• [What you are asked to do]: A single number is the answer here: how many lines of the entries contain "true"?

--- Start of Records provided ---

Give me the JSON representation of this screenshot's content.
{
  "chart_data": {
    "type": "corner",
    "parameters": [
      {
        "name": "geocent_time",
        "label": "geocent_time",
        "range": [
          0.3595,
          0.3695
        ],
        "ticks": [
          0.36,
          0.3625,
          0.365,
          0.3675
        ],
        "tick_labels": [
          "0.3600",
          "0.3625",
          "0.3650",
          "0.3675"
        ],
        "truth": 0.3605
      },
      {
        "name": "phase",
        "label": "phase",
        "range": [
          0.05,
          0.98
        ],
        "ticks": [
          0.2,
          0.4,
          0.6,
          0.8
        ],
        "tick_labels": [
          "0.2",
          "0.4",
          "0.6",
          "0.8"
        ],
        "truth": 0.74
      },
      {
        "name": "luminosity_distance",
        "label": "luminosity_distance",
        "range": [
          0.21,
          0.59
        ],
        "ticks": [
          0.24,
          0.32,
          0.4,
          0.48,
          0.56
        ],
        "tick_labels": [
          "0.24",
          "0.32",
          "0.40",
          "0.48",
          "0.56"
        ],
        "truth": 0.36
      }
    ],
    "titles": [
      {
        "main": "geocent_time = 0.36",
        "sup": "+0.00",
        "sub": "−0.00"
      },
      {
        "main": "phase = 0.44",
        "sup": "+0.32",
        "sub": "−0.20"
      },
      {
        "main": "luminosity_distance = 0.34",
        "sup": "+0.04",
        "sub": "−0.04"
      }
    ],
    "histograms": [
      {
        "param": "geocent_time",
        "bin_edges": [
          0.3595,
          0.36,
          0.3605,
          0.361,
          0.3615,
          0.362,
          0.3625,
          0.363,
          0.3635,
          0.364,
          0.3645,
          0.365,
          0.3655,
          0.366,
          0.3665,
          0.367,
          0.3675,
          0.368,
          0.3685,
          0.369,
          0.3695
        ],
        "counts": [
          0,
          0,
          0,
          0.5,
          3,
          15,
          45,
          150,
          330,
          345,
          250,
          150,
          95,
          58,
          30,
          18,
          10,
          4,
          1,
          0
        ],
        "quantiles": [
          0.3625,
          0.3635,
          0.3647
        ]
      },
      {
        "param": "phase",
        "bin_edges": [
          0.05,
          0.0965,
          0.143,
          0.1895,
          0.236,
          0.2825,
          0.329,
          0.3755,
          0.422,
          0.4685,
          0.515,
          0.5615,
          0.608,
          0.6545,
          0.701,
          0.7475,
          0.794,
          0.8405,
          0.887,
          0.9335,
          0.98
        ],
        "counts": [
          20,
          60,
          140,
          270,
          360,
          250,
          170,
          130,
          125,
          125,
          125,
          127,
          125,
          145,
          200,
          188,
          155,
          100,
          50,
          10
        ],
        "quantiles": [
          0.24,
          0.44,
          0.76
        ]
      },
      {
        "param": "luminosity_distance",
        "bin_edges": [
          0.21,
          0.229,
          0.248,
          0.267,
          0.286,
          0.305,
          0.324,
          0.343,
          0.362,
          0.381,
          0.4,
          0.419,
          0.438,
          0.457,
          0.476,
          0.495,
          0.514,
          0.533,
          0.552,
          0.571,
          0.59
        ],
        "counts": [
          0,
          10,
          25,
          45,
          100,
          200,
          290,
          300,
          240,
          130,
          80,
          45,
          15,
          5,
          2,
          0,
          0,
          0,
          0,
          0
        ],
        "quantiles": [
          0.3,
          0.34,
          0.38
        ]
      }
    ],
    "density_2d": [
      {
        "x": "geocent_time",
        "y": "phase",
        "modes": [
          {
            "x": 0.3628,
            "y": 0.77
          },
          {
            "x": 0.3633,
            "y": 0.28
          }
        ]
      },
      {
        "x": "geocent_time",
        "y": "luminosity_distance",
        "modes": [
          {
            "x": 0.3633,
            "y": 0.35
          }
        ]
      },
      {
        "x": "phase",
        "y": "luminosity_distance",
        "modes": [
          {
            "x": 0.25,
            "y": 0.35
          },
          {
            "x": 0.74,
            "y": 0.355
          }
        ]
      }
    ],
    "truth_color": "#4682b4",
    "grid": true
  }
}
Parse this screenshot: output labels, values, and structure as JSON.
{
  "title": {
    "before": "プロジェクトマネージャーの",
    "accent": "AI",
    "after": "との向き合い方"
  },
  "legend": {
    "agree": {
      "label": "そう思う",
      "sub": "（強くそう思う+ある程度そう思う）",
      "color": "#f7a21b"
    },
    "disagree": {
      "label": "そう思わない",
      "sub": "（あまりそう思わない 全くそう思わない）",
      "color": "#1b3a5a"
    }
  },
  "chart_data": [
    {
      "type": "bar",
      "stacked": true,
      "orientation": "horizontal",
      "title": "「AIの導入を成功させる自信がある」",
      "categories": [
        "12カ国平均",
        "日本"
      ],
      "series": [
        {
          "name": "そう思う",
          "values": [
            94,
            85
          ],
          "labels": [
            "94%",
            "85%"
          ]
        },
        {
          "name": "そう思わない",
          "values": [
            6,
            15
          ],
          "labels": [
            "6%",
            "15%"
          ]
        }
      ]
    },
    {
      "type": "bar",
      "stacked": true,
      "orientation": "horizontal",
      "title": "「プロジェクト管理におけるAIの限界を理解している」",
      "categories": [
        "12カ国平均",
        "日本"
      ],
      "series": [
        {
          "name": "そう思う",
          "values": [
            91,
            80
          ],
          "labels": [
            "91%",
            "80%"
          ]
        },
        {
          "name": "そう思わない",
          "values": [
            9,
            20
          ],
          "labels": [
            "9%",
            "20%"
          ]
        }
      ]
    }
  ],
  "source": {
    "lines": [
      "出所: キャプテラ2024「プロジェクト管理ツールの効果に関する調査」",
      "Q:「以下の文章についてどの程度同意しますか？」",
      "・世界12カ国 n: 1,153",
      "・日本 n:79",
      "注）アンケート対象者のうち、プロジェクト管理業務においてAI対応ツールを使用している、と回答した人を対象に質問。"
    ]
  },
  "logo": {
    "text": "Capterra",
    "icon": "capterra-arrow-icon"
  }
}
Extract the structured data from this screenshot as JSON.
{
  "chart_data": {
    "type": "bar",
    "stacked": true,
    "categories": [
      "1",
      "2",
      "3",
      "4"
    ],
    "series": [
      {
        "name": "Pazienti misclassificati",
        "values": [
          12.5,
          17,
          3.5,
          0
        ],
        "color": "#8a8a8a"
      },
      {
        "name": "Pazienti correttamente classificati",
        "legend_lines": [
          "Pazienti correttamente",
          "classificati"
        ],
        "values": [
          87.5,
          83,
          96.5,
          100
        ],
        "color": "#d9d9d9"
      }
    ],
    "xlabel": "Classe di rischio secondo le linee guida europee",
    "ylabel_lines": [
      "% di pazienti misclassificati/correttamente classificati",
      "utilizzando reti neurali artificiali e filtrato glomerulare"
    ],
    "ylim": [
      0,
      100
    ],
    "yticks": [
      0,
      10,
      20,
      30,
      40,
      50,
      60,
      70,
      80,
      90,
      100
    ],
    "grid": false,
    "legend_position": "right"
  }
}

--- End of Records provided ---

• [Solved problem]: 4